[Passage provided — start]

At the northwest corner of 115th and Halsted streets sits a stretch of urban pavement that bears mute witness to Chicago’s economic divide.
The 12-acre parcel fronts on two busy streets. A Jewel grocery closed there years ago, and nobody has moved in since. Put a parcel of this size in Fulton Market or Logan Square, and developers would race to line up a deal. On the South Side, though, things can be excruciatingly slow — if they happen at all.
It’s taken a nonprofit group years of effort to get control of the property, arrange key partnerships in the private sector and develop a plan for the site that passes muster. But the resolve of the Far South Community Development Corp. could soon be rewarded.
Abraham Lacy, the group’s president and CEO, has been running the gantlet of community meetings any for-profit developer would recognize. He said various proposed uses were floated and rejected. The availability of fresh food is always an issue in the Black community, but that wasn’t a pressing need for this particular site, as there’s an Aldi just south on Halsted. Also, when the Jewel closed, the company wasn’t abandoning the market; it opened a larger store a few blocks west.

[Passage provided — finish]

▶ _Assigned task A_: In the article about the vacant parcel at 115th and Halsted, how large is the parcel?
▶ _Assigned task B_: Continue the article about the vacant parcel at 115th and Halsted from the point where it stops.
The listing that comes next is separate material and has no connection to the article about the 115th and Halsted parcel.

[Data supplied — start]

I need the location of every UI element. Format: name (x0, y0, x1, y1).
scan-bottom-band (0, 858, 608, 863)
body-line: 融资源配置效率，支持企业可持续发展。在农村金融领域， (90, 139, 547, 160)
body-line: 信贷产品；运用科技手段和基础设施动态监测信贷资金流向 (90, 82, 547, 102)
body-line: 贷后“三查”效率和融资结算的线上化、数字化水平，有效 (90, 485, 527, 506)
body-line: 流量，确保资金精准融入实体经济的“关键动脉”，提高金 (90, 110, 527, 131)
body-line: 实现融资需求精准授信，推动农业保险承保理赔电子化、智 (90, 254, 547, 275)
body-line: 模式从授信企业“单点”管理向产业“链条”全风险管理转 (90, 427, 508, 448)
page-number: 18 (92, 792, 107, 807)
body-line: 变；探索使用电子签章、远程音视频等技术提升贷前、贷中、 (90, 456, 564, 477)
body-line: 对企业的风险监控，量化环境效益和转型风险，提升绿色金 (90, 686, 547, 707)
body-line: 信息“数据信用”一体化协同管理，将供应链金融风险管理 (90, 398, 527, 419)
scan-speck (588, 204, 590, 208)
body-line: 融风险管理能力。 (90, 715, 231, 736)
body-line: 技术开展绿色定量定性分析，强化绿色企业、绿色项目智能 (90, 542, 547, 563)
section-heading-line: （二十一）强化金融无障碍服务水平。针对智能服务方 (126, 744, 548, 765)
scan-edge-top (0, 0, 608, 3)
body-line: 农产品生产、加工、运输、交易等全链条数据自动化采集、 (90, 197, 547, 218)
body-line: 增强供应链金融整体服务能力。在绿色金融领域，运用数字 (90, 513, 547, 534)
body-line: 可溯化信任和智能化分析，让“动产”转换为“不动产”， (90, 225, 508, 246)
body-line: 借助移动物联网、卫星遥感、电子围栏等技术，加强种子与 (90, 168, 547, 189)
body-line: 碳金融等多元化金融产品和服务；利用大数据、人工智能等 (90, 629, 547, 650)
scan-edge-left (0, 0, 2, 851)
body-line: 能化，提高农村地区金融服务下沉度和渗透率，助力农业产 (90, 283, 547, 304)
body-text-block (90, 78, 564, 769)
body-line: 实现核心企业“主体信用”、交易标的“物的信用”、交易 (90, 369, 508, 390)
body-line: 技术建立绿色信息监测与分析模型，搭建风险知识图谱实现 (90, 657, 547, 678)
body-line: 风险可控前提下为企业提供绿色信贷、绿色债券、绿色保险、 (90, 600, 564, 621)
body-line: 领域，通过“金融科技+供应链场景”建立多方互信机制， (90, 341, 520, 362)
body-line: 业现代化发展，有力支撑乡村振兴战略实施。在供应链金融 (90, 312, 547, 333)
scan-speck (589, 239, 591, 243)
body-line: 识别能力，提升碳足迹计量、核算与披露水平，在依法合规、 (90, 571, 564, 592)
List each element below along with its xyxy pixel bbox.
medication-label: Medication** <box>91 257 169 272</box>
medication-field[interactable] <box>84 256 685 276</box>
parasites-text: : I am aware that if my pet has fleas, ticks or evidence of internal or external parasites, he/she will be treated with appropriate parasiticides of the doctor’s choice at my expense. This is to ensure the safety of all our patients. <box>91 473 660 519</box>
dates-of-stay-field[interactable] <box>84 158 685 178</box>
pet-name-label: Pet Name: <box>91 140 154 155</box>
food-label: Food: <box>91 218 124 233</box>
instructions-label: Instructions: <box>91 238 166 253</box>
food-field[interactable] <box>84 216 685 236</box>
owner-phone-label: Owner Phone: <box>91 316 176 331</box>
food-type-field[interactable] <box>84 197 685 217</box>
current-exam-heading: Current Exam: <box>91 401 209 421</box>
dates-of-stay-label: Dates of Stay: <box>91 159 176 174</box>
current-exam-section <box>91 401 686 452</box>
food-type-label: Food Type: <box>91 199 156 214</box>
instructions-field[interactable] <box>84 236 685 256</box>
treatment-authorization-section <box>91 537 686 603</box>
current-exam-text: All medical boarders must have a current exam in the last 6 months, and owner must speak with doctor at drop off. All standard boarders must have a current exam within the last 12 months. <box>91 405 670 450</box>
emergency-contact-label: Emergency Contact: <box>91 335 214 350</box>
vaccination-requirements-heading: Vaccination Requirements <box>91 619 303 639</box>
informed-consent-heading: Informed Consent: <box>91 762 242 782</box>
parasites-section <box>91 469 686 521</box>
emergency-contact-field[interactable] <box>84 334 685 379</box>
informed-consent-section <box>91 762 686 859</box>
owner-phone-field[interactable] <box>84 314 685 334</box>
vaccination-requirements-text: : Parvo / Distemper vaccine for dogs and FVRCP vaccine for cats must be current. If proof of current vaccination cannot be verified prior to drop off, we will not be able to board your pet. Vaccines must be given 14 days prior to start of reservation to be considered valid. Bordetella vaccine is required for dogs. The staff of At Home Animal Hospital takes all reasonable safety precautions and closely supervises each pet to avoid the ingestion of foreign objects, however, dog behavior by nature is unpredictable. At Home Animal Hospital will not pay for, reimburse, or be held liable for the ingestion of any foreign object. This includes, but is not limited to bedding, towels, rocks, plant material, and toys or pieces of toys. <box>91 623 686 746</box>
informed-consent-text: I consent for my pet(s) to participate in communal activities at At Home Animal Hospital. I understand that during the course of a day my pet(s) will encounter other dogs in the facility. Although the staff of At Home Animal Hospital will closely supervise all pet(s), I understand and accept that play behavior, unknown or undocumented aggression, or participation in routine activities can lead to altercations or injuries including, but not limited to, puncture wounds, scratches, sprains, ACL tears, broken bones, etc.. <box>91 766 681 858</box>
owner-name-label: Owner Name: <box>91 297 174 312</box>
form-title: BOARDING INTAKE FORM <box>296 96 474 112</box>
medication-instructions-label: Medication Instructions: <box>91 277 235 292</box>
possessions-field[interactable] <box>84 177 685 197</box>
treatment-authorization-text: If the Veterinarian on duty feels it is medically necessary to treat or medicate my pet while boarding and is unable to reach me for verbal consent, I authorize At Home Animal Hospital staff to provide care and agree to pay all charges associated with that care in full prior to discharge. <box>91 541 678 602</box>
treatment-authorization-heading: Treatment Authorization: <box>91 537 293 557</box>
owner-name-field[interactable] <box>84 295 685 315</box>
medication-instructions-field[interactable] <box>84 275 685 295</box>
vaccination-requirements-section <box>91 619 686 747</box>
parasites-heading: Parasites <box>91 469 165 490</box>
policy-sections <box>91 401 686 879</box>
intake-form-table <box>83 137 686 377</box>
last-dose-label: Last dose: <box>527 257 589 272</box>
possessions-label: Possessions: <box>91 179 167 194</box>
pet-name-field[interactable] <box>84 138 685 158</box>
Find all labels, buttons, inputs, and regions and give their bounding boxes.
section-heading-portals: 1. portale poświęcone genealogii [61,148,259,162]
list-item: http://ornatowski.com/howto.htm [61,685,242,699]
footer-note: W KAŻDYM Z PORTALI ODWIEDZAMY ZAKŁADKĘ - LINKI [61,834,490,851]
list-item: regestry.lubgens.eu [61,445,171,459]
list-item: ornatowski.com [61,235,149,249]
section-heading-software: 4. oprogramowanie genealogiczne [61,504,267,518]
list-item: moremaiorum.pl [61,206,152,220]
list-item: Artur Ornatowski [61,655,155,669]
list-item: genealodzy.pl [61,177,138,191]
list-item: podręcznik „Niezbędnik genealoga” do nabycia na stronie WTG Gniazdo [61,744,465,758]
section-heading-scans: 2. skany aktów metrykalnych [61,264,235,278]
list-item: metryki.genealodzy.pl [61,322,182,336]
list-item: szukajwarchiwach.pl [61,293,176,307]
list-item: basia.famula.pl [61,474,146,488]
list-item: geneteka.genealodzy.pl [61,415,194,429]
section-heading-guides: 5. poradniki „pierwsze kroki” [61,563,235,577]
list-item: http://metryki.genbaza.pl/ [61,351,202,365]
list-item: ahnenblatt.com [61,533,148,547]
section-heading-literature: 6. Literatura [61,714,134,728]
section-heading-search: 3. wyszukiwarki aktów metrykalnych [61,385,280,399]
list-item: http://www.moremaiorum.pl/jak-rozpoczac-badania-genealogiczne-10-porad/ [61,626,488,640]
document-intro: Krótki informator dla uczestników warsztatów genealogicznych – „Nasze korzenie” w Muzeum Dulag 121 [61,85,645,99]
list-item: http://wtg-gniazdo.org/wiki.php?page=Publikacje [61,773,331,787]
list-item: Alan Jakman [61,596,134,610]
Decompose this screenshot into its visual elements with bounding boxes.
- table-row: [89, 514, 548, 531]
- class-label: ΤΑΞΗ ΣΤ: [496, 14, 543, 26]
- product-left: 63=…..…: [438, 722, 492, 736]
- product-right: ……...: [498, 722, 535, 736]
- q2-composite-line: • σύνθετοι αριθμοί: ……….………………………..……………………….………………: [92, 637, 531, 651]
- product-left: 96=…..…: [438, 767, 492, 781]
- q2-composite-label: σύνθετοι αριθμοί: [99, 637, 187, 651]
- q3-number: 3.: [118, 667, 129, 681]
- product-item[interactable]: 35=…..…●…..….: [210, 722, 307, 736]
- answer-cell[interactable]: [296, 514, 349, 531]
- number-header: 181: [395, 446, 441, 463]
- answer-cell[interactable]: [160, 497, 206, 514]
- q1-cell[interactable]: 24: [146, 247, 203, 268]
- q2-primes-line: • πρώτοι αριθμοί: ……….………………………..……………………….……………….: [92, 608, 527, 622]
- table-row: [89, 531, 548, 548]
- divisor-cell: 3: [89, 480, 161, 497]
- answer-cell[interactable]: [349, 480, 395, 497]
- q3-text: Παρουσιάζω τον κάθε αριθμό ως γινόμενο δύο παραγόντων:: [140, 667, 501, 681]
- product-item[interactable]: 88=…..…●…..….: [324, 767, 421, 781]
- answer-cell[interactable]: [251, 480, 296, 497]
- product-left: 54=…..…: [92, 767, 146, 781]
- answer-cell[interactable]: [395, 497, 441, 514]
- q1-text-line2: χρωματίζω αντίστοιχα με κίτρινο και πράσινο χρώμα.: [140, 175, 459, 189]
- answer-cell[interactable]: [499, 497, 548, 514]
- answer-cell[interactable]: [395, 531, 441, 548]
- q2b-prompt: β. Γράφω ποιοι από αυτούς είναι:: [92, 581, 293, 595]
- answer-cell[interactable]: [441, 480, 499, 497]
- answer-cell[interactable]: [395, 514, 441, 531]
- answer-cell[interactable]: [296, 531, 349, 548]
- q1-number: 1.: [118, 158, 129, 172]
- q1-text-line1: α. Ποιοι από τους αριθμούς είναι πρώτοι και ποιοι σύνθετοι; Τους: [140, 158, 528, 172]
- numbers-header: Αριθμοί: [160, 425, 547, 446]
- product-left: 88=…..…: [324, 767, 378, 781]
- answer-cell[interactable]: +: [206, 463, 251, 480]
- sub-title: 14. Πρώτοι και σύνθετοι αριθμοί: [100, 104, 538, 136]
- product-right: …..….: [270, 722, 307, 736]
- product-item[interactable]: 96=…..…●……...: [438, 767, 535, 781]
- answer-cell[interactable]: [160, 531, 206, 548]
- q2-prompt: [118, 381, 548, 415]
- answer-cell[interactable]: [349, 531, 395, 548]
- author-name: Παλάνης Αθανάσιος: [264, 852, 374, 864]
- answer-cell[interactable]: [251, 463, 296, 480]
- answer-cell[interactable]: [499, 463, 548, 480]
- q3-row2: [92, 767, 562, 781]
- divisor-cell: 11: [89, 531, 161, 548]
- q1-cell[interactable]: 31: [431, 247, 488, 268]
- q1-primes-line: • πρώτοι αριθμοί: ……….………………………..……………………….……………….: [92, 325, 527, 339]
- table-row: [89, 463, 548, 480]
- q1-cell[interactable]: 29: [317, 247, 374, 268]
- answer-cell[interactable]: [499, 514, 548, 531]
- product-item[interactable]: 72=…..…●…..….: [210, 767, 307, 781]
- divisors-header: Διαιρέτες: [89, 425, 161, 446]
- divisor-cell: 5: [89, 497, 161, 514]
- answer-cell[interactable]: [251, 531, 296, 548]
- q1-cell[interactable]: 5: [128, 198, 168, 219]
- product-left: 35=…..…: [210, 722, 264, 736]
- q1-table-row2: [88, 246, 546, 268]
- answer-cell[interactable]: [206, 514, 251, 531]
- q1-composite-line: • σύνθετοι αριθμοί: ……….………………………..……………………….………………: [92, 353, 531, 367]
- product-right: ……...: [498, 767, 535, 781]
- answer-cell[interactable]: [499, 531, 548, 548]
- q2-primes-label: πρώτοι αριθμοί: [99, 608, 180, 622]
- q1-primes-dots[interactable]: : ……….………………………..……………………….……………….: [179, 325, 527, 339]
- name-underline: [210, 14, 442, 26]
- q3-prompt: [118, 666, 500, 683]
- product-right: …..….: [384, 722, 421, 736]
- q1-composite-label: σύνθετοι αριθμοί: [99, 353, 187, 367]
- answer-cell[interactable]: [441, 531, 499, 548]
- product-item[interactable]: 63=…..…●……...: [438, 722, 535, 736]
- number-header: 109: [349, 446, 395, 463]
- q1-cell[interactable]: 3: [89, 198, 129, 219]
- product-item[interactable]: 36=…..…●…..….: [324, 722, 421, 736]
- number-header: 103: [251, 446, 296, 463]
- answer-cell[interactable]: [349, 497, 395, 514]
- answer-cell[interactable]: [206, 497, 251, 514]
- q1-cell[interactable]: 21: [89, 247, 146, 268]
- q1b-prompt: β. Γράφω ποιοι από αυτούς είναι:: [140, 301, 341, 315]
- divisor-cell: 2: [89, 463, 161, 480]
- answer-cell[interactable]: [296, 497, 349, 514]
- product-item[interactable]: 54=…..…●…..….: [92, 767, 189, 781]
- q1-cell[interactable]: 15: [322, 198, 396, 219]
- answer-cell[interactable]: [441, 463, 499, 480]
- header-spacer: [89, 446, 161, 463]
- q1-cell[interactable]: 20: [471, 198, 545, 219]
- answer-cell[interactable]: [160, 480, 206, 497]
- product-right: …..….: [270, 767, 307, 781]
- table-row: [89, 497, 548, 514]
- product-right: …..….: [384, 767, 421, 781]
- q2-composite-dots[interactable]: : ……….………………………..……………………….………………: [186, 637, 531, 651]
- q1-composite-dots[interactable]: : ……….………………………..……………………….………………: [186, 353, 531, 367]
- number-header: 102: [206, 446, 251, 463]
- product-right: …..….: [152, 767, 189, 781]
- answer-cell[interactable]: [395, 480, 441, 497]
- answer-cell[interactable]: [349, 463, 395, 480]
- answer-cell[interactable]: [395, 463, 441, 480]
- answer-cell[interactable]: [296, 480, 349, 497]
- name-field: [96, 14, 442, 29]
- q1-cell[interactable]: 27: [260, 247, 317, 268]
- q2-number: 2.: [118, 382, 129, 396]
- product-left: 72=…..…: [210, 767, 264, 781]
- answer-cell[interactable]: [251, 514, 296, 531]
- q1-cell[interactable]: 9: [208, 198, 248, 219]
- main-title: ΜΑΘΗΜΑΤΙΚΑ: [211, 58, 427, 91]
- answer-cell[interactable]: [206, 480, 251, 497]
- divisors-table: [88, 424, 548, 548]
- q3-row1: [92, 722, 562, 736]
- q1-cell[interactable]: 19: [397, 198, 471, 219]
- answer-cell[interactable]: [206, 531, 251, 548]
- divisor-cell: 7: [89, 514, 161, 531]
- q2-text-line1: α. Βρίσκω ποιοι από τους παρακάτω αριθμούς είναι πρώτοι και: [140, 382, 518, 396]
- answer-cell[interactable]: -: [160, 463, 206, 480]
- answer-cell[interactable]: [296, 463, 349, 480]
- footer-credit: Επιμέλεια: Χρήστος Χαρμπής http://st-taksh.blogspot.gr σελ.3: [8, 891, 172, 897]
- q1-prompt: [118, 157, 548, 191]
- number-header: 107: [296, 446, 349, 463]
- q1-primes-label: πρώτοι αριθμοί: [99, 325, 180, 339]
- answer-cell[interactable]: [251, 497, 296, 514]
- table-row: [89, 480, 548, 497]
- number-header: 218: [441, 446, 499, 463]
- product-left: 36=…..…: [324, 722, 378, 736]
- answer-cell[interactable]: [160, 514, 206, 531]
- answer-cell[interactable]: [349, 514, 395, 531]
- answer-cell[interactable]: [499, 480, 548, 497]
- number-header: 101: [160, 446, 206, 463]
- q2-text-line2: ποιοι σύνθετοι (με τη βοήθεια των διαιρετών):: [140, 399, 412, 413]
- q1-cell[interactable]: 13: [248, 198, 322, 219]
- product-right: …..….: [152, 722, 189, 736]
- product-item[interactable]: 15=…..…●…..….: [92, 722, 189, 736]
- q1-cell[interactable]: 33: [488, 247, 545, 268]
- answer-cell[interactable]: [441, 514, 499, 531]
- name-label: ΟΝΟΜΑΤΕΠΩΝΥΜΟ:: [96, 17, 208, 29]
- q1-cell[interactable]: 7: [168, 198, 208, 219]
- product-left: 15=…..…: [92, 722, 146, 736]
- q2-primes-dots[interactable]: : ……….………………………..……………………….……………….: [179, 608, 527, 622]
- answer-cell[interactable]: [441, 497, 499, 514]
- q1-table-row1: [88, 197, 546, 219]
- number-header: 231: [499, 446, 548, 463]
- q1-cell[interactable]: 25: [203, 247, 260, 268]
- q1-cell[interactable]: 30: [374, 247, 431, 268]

[Data supplied — finish]

▶ _Task response A_: It is 12 acres.

▶ _Task response B_:
So, working with the Chicago architectural firm Lamar Johnson Collaborative, Lacy’s group has crafted a plan for 286 residences, a mix of multifamily buildings and townhomes, some with subsidized rents.
They call it Morgan Park Commons. The corner is on the edge of Morgan Park, abutting Roseland and Pullman. The development would include about 18,000 square feet of retail space along the major streets. There also would be a 3-acre park connecting to the Major Taylor Bike Trail, along the western edge of the property.
Lacy said in an area where single-family homes predominate, the development would offer a new housing option. The park and other open space would help with stormwater management while making the development an attractive place to live, he said. As is, the site — an empty, 67,000-square-foot store with a parking lot — has been an eyesore.
Abraham Lacy, President and CEO of the Far South Community Development Corp.
In a sign the project is nearly set for city zoning review, the planning department’s Committee on Design looked it over Nov. 9 and gave feedback. The committee is an independent group of urban design professionals that advises developers and the city, suggesting improvements.
The recommendations aren’t binding, but the process amounts to a high-level focus group offering free advice. Developers have grumbled about the committee, but they get a lot of benefit from it.
Committee members liked much about the project, including its attention to community spaces. But they said the site plan gives too much space to streets and to parking. At full buildout, the site could have as many as 346 parking spaces.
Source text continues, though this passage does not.